Job ▸ Identify and copy all lines of the material where the string "type" is found.

Data to use ▸

____________

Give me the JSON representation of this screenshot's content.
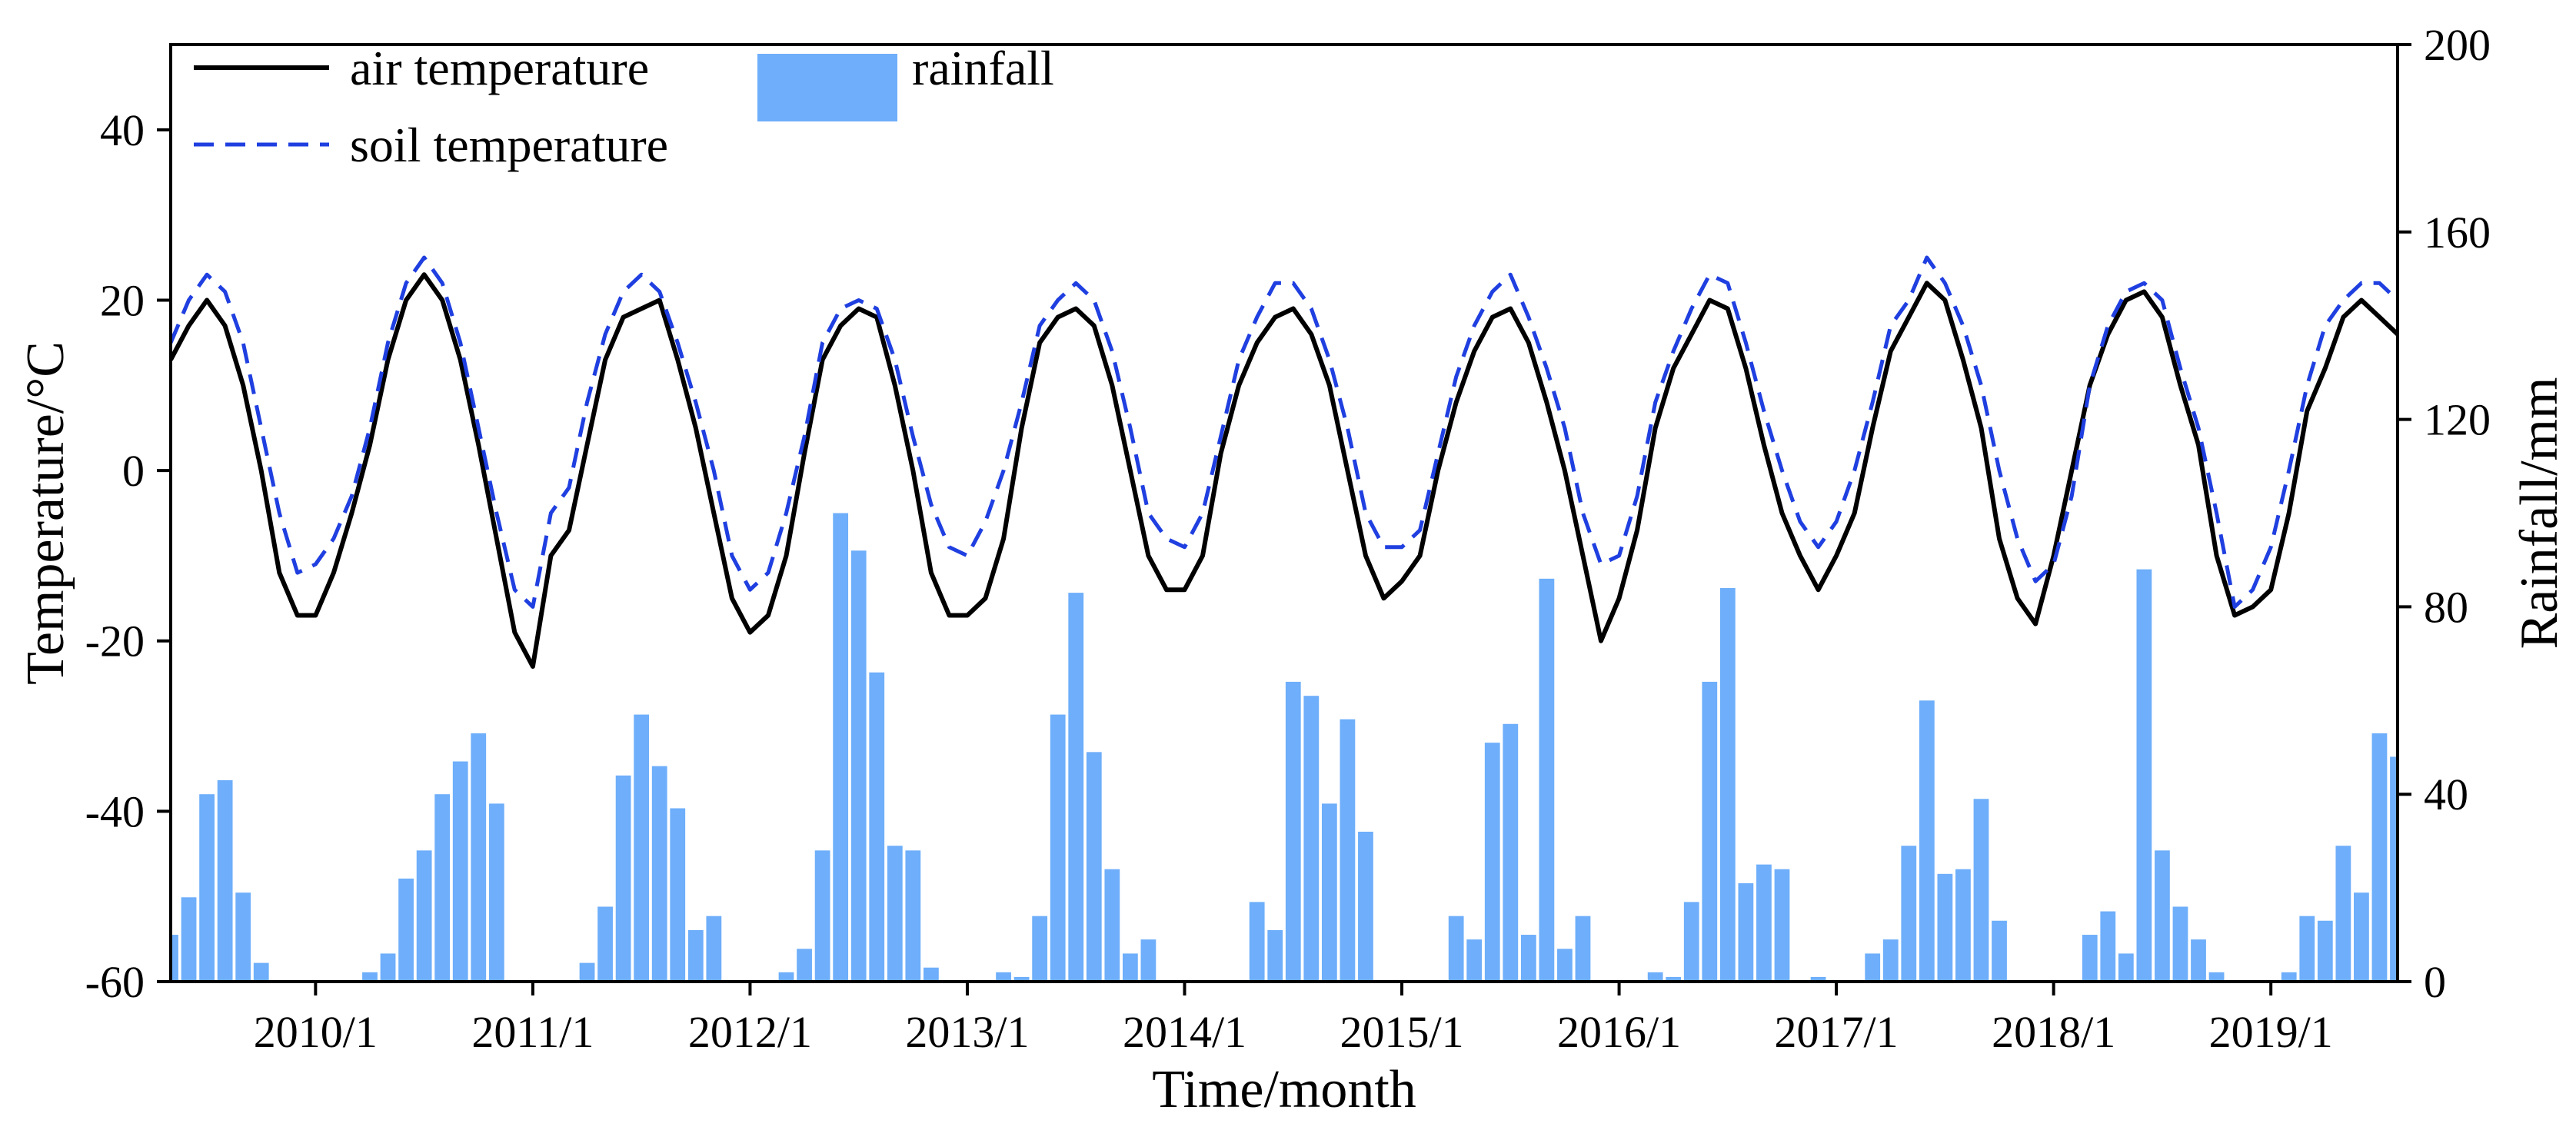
{
  "chart_data": {
    "type": "line+bar",
    "title": "",
    "xlabel": "Time/month",
    "ylabel_left": "Temperature/°C",
    "ylabel_right": "Rainfall/mm",
    "ylim_left": [
      -60,
      50
    ],
    "ylim_right": [
      0,
      200
    ],
    "yticks_left": [
      -60,
      -40,
      -20,
      0,
      20,
      40
    ],
    "yticks_right": [
      0,
      40,
      80,
      120,
      160,
      200
    ],
    "x_start": "2009/5",
    "x_end": "2019/8",
    "x_range_month_index": [
      0,
      123
    ],
    "xtick_labels": [
      "2010/1",
      "2011/1",
      "2012/1",
      "2013/1",
      "2014/1",
      "2015/1",
      "2016/1",
      "2017/1",
      "2018/1",
      "2019/1"
    ],
    "xtick_month_index": [
      8,
      20,
      32,
      44,
      56,
      68,
      80,
      92,
      104,
      116
    ],
    "legend": [
      {
        "label": "air temperature",
        "style": "solid",
        "color": "#000000"
      },
      {
        "label": "rainfall",
        "style": "bar",
        "color": "#6eaefa"
      },
      {
        "label": "soil temperature",
        "style": "dashed",
        "color": "#1f3fe0"
      }
    ],
    "series": [
      {
        "name": "air temperature",
        "type": "line",
        "x": [
          0,
          1,
          2,
          3,
          4,
          5,
          6,
          7,
          8,
          9,
          10,
          11,
          12,
          13,
          14,
          15,
          16,
          17,
          18,
          19,
          20,
          21,
          22,
          23,
          24,
          25,
          26,
          27,
          28,
          29,
          30,
          31,
          32,
          33,
          34,
          35,
          36,
          37,
          38,
          39,
          40,
          41,
          42,
          43,
          44,
          45,
          46,
          47,
          48,
          49,
          50,
          51,
          52,
          53,
          54,
          55,
          56,
          57,
          58,
          59,
          60,
          61,
          62,
          63,
          64,
          65,
          66,
          67,
          68,
          69,
          70,
          71,
          72,
          73,
          74,
          75,
          76,
          77,
          78,
          79,
          80,
          81,
          82,
          83,
          84,
          85,
          86,
          87,
          88,
          89,
          90,
          91,
          92,
          93,
          94,
          95,
          96,
          97,
          98,
          99,
          100,
          101,
          102,
          103,
          104,
          105,
          106,
          107,
          108,
          109,
          110,
          111,
          112,
          113,
          114,
          115,
          116,
          117,
          118,
          119,
          120,
          121,
          122,
          123
        ],
        "values": [
          13,
          17,
          20,
          17,
          10,
          0,
          -12,
          -17,
          -17,
          -12,
          -5,
          3,
          13,
          20,
          23,
          20,
          13,
          3,
          -8,
          -19,
          -23,
          -10,
          -7,
          3,
          13,
          18,
          19,
          20,
          13,
          5,
          -5,
          -15,
          -19,
          -17,
          -10,
          2,
          13,
          17,
          19,
          18,
          10,
          0,
          -12,
          -17,
          -17,
          -15,
          -8,
          5,
          15,
          18,
          19,
          17,
          10,
          0,
          -10,
          -14,
          -14,
          -10,
          2,
          10,
          15,
          18,
          19,
          16,
          10,
          0,
          -10,
          -15,
          -13,
          -10,
          0,
          8,
          14,
          18,
          19,
          15,
          8,
          0,
          -10,
          -20,
          -15,
          -7,
          5,
          12,
          16,
          20,
          19,
          12,
          3,
          -5,
          -10,
          -14,
          -10,
          -5,
          5,
          14,
          18,
          22,
          20,
          13,
          5,
          -8,
          -15,
          -18,
          -10,
          0,
          10,
          16,
          20,
          21,
          18,
          10,
          3,
          -10,
          -17,
          -16,
          -14,
          -5,
          7,
          12,
          18,
          20,
          18,
          16
        ]
      },
      {
        "name": "soil temperature",
        "type": "line",
        "x": [
          0,
          1,
          2,
          3,
          4,
          5,
          6,
          7,
          8,
          9,
          10,
          11,
          12,
          13,
          14,
          15,
          16,
          17,
          18,
          19,
          20,
          21,
          22,
          23,
          24,
          25,
          26,
          27,
          28,
          29,
          30,
          31,
          32,
          33,
          34,
          35,
          36,
          37,
          38,
          39,
          40,
          41,
          42,
          43,
          44,
          45,
          46,
          47,
          48,
          49,
          50,
          51,
          52,
          53,
          54,
          55,
          56,
          57,
          58,
          59,
          60,
          61,
          62,
          63,
          64,
          65,
          66,
          67,
          68,
          69,
          70,
          71,
          72,
          73,
          74,
          75,
          76,
          77,
          78,
          79,
          80,
          81,
          82,
          83,
          84,
          85,
          86,
          87,
          88,
          89,
          90,
          91,
          92,
          93,
          94,
          95,
          96,
          97,
          98,
          99,
          100,
          101,
          102,
          103,
          104,
          105,
          106,
          107,
          108,
          109,
          110,
          111,
          112,
          113,
          114,
          115,
          116,
          117,
          118,
          119,
          120,
          121,
          122,
          123
        ],
        "values": [
          15,
          20,
          23,
          21,
          15,
          5,
          -5,
          -12,
          -11,
          -8,
          -3,
          5,
          15,
          22,
          25,
          22,
          15,
          5,
          -5,
          -14,
          -16,
          -5,
          -2,
          8,
          16,
          21,
          23,
          21,
          15,
          8,
          0,
          -10,
          -14,
          -12,
          -5,
          4,
          15,
          19,
          20,
          19,
          13,
          4,
          -4,
          -9,
          -10,
          -6,
          0,
          8,
          17,
          20,
          22,
          20,
          14,
          5,
          -5,
          -8,
          -9,
          -5,
          4,
          13,
          18,
          22,
          22,
          19,
          13,
          5,
          -5,
          -9,
          -9,
          -7,
          2,
          11,
          17,
          21,
          23,
          18,
          12,
          5,
          -5,
          -11,
          -10,
          -3,
          8,
          14,
          19,
          23,
          22,
          15,
          7,
          0,
          -6,
          -9,
          -6,
          0,
          8,
          17,
          20,
          25,
          22,
          17,
          10,
          0,
          -8,
          -13,
          -11,
          -3,
          10,
          17,
          21,
          22,
          20,
          12,
          5,
          -5,
          -16,
          -14,
          -9,
          0,
          10,
          17,
          20,
          22,
          22,
          20
        ]
      },
      {
        "name": "rainfall",
        "type": "bar",
        "axis": "right",
        "x": [
          0,
          1,
          2,
          3,
          4,
          5,
          6,
          7,
          8,
          9,
          10,
          11,
          12,
          13,
          14,
          15,
          16,
          17,
          18,
          19,
          20,
          21,
          22,
          23,
          24,
          25,
          26,
          27,
          28,
          29,
          30,
          31,
          32,
          33,
          34,
          35,
          36,
          37,
          38,
          39,
          40,
          41,
          42,
          43,
          44,
          45,
          46,
          47,
          48,
          49,
          50,
          51,
          52,
          53,
          54,
          55,
          56,
          57,
          58,
          59,
          60,
          61,
          62,
          63,
          64,
          65,
          66,
          67,
          68,
          69,
          70,
          71,
          72,
          73,
          74,
          75,
          76,
          77,
          78,
          79,
          80,
          81,
          82,
          83,
          84,
          85,
          86,
          87,
          88,
          89,
          90,
          91,
          92,
          93,
          94,
          95,
          96,
          97,
          98,
          99,
          100,
          101,
          102,
          103,
          104,
          105,
          106,
          107,
          108,
          109,
          110,
          111,
          112,
          113,
          114,
          115,
          116,
          117,
          118,
          119,
          120,
          121,
          122,
          123
        ],
        "values": [
          10,
          18,
          40,
          43,
          19,
          4,
          0,
          0,
          0,
          0,
          0,
          2,
          6,
          22,
          28,
          40,
          47,
          53,
          38,
          0,
          0,
          0,
          0,
          4,
          16,
          44,
          57,
          46,
          37,
          11,
          14,
          0,
          0,
          0,
          2,
          7,
          28,
          100,
          92,
          66,
          29,
          28,
          3,
          0,
          0,
          0,
          2,
          1,
          14,
          57,
          83,
          49,
          24,
          6,
          9,
          0,
          0,
          0,
          0,
          0,
          17,
          11,
          64,
          61,
          38,
          56,
          32,
          0,
          0,
          0,
          0,
          14,
          9,
          51,
          55,
          10,
          86,
          7,
          14,
          0,
          0,
          0,
          2,
          1,
          17,
          64,
          84,
          21,
          25,
          24,
          0,
          1,
          0,
          0,
          6,
          9,
          29,
          60,
          23,
          24,
          39,
          13,
          0,
          0,
          0,
          0,
          10,
          15,
          6,
          88,
          28,
          16,
          9,
          2,
          0,
          0,
          0,
          2,
          14,
          13,
          29,
          19,
          53,
          48
        ]
      }
    ]
  }
}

____________

Reply ▸
    "type": "line+bar",
        "type": "line",
        "type": "line",
        "type": "bar",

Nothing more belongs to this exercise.